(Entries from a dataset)
■ ■ ■

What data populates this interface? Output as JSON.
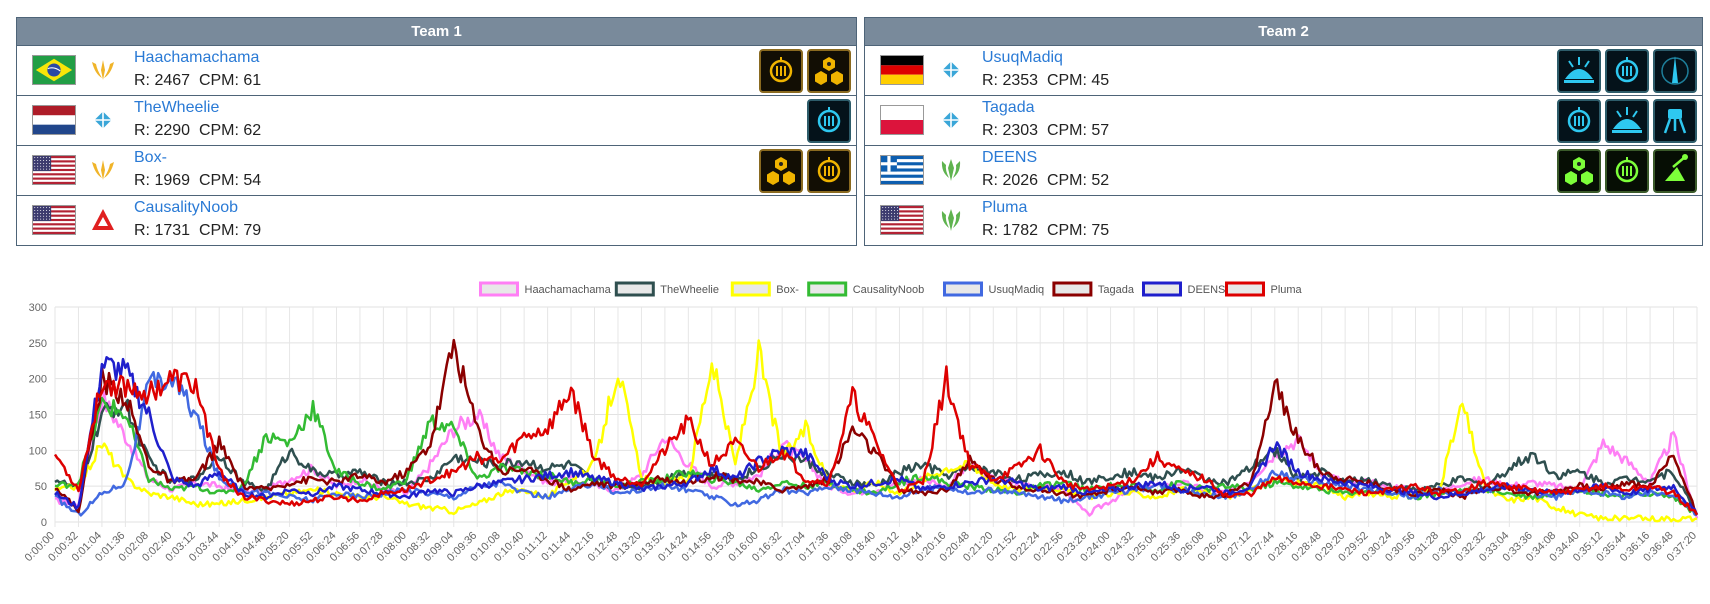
{
  "teams": [
    {
      "title": "Team 1",
      "players": [
        {
          "name": "Haachamachama",
          "rating": "2467",
          "cpm": "61",
          "flag": "brazil",
          "race": "protoss-icon",
          "units": [
            {
              "icon": "upgrade-icon",
              "style": "gold"
            },
            {
              "icon": "hexagon-cluster-icon",
              "style": "gold"
            }
          ]
        },
        {
          "name": "TheWheelie",
          "rating": "2290",
          "cpm": "62",
          "flag": "netherlands",
          "race": "terran-icon",
          "units": [
            {
              "icon": "upgrade-icon",
              "style": "cyan"
            }
          ]
        },
        {
          "name": "Box-",
          "rating": "1969",
          "cpm": "54",
          "flag": "usa",
          "race": "protoss-icon",
          "units": [
            {
              "icon": "hexagon-cluster-icon",
              "style": "gold"
            },
            {
              "icon": "upgrade-icon",
              "style": "gold"
            }
          ]
        },
        {
          "name": "CausalityNoob",
          "rating": "1731",
          "cpm": "79",
          "flag": "usa",
          "race": "random-icon",
          "units": []
        }
      ]
    },
    {
      "title": "Team 2",
      "players": [
        {
          "name": "UsuqMadiq",
          "rating": "2353",
          "cpm": "45",
          "flag": "germany",
          "race": "terran-icon",
          "units": [
            {
              "icon": "burst-icon",
              "style": "cyan"
            },
            {
              "icon": "upgrade-icon",
              "style": "cyan"
            },
            {
              "icon": "tower-icon",
              "style": "cyan"
            }
          ]
        },
        {
          "name": "Tagada",
          "rating": "2303",
          "cpm": "57",
          "flag": "poland",
          "race": "terran-icon",
          "units": [
            {
              "icon": "upgrade-icon",
              "style": "cyan"
            },
            {
              "icon": "burst-icon",
              "style": "cyan"
            },
            {
              "icon": "walker-icon",
              "style": "cyan"
            }
          ]
        },
        {
          "name": "DEENS",
          "rating": "2026",
          "cpm": "52",
          "flag": "greece",
          "race": "zerg-icon",
          "units": [
            {
              "icon": "hexagon-cluster-icon",
              "style": "green"
            },
            {
              "icon": "upgrade-icon",
              "style": "green"
            },
            {
              "icon": "antenna-icon",
              "style": "green"
            }
          ]
        },
        {
          "name": "Pluma",
          "rating": "1782",
          "cpm": "75",
          "flag": "usa",
          "race": "zerg-icon",
          "units": []
        }
      ]
    }
  ],
  "stats": {
    "rating_prefix": "R:",
    "cpm_prefix": "CPM:"
  },
  "chart_data": {
    "type": "line",
    "title": "",
    "xlabel": "",
    "ylabel": "",
    "ylim": [
      0,
      300
    ],
    "yticks": [
      0,
      50,
      100,
      150,
      200,
      250,
      300
    ],
    "grid": true,
    "legend_position": "top",
    "x_ticks": [
      "0:00:00",
      "0:00:32",
      "0:01:04",
      "0:01:36",
      "0:02:08",
      "0:02:40",
      "0:03:12",
      "0:03:44",
      "0:04:16",
      "0:04:48",
      "0:05:20",
      "0:05:52",
      "0:06:24",
      "0:06:56",
      "0:07:28",
      "0:08:00",
      "0:08:32",
      "0:09:04",
      "0:09:36",
      "0:10:08",
      "0:10:40",
      "0:11:12",
      "0:11:44",
      "0:12:16",
      "0:12:48",
      "0:13:20",
      "0:13:52",
      "0:14:24",
      "0:14:56",
      "0:15:28",
      "0:16:00",
      "0:16:32",
      "0:17:04",
      "0:17:36",
      "0:18:08",
      "0:18:40",
      "0:19:12",
      "0:19:44",
      "0:20:16",
      "0:20:48",
      "0:21:20",
      "0:21:52",
      "0:22:24",
      "0:22:56",
      "0:23:28",
      "0:24:00",
      "0:24:32",
      "0:25:04",
      "0:25:36",
      "0:26:08",
      "0:26:40",
      "0:27:12",
      "0:27:44",
      "0:28:16",
      "0:28:48",
      "0:29:20",
      "0:29:52",
      "0:30:24",
      "0:30:56",
      "0:31:28",
      "0:32:00",
      "0:32:32",
      "0:33:04",
      "0:33:36",
      "0:34:08",
      "0:34:40",
      "0:35:12",
      "0:35:44",
      "0:36:16",
      "0:36:48",
      "0:37:20"
    ],
    "x_seconds_at_keypoints_note": "",
    "series": [
      {
        "name": "Haachamachama",
        "color": "#ff7ff5",
        "values": [
          30,
          25,
          175,
          120,
          60,
          45,
          55,
          50,
          40,
          45,
          60,
          75,
          50,
          60,
          45,
          40,
          80,
          130,
          150,
          90,
          75,
          55,
          60,
          50,
          45,
          65,
          120,
          80,
          50,
          55,
          65,
          110,
          85,
          50,
          40,
          45,
          55,
          60,
          50,
          80,
          60,
          55,
          50,
          45,
          10,
          30,
          45,
          50,
          55,
          45,
          40,
          60,
          95,
          115,
          70,
          55,
          55,
          50,
          45,
          40,
          55,
          60,
          50,
          55,
          50,
          45,
          110,
          85,
          55,
          120,
          5
        ]
      },
      {
        "name": "TheWheelie",
        "color": "#2f4f4f",
        "values": [
          60,
          45,
          150,
          165,
          85,
          55,
          60,
          95,
          55,
          45,
          100,
          70,
          65,
          70,
          55,
          55,
          60,
          90,
          85,
          80,
          85,
          75,
          80,
          55,
          50,
          50,
          60,
          70,
          65,
          60,
          75,
          95,
          85,
          65,
          55,
          50,
          70,
          80,
          65,
          75,
          70,
          60,
          65,
          70,
          55,
          65,
          70,
          60,
          75,
          60,
          55,
          75,
          100,
          60,
          70,
          55,
          60,
          50,
          45,
          50,
          60,
          50,
          75,
          95,
          65,
          70,
          55,
          60,
          60,
          70,
          10
        ]
      },
      {
        "name": "Box-",
        "color": "#ffff00",
        "values": [
          45,
          50,
          110,
          60,
          40,
          35,
          25,
          25,
          30,
          35,
          40,
          45,
          40,
          35,
          35,
          25,
          20,
          15,
          25,
          40,
          45,
          35,
          60,
          80,
          215,
          60,
          55,
          60,
          225,
          80,
          235,
          90,
          130,
          55,
          45,
          55,
          40,
          60,
          75,
          80,
          55,
          45,
          50,
          45,
          35,
          40,
          40,
          35,
          45,
          40,
          35,
          45,
          60,
          55,
          50,
          35,
          40,
          35,
          40,
          45,
          165,
          45,
          30,
          35,
          20,
          10,
          5,
          5,
          5,
          5,
          5
        ]
      },
      {
        "name": "CausalityNoob",
        "color": "#33bb33",
        "values": [
          50,
          55,
          165,
          150,
          60,
          45,
          50,
          40,
          50,
          120,
          110,
          160,
          70,
          55,
          45,
          60,
          140,
          130,
          60,
          75,
          70,
          65,
          55,
          60,
          50,
          55,
          60,
          70,
          60,
          55,
          45,
          55,
          50,
          55,
          45,
          40,
          55,
          65,
          55,
          50,
          45,
          40,
          50,
          55,
          45,
          50,
          50,
          45,
          55,
          45,
          50,
          45,
          55,
          50,
          45,
          40,
          45,
          40,
          35,
          40,
          45,
          45,
          40,
          35,
          40,
          45,
          40,
          35,
          40,
          35,
          10
        ]
      },
      {
        "name": "UsuqMadiq",
        "color": "#4169e1",
        "values": [
          35,
          10,
          40,
          55,
          190,
          200,
          150,
          60,
          45,
          40,
          35,
          30,
          40,
          35,
          40,
          45,
          40,
          35,
          50,
          55,
          40,
          35,
          45,
          55,
          40,
          45,
          50,
          45,
          35,
          25,
          30,
          45,
          40,
          50,
          45,
          40,
          35,
          45,
          50,
          40,
          45,
          40,
          35,
          30,
          35,
          40,
          45,
          50,
          45,
          40,
          35,
          45,
          70,
          60,
          55,
          50,
          45,
          40,
          35,
          45,
          40,
          45,
          50,
          40,
          35,
          45,
          40,
          35,
          40,
          40,
          10
        ]
      },
      {
        "name": "Tagada",
        "color": "#8b0000",
        "values": [
          50,
          15,
          200,
          175,
          80,
          55,
          60,
          110,
          50,
          45,
          55,
          60,
          55,
          65,
          55,
          70,
          110,
          250,
          130,
          70,
          75,
          60,
          45,
          55,
          50,
          55,
          60,
          55,
          65,
          60,
          55,
          45,
          50,
          60,
          130,
          95,
          45,
          40,
          45,
          85,
          60,
          50,
          45,
          40,
          35,
          45,
          50,
          40,
          45,
          35,
          40,
          55,
          190,
          115,
          70,
          60,
          55,
          45,
          40,
          45,
          35,
          50,
          45,
          40,
          45,
          50,
          45,
          55,
          50,
          95,
          10
        ]
      },
      {
        "name": "DEENS",
        "color": "#1f1fcc",
        "values": [
          40,
          20,
          220,
          210,
          150,
          60,
          50,
          70,
          40,
          35,
          45,
          40,
          50,
          45,
          40,
          35,
          45,
          40,
          50,
          55,
          60,
          65,
          70,
          60,
          55,
          45,
          50,
          55,
          75,
          60,
          85,
          100,
          95,
          60,
          50,
          55,
          60,
          45,
          50,
          55,
          60,
          55,
          45,
          50,
          40,
          45,
          50,
          55,
          45,
          50,
          40,
          50,
          110,
          70,
          60,
          55,
          50,
          45,
          40,
          35,
          40,
          45,
          50,
          45,
          40,
          45,
          50,
          40,
          45,
          50,
          10
        ]
      },
      {
        "name": "Pluma",
        "color": "#dd0000",
        "values": [
          95,
          45,
          195,
          190,
          180,
          200,
          190,
          70,
          35,
          30,
          25,
          30,
          35,
          30,
          40,
          45,
          60,
          70,
          90,
          85,
          120,
          130,
          185,
          90,
          60,
          55,
          100,
          140,
          80,
          110,
          75,
          100,
          60,
          55,
          175,
          110,
          45,
          55,
          200,
          80,
          60,
          75,
          100,
          55,
          45,
          50,
          60,
          90,
          70,
          60,
          35,
          40,
          60,
          55,
          50,
          45,
          40,
          45,
          50,
          40,
          45,
          55,
          50,
          45,
          40,
          45,
          50,
          45,
          50,
          40,
          10
        ]
      }
    ]
  }
}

■ ■ ■

§ WORK INSTRUCTIONS: Copy out every line holding the string "Haachamachama".

§ EXERCISE SOLUTION:
          "name": "Haachamachama",
        "name": "Haachamachama",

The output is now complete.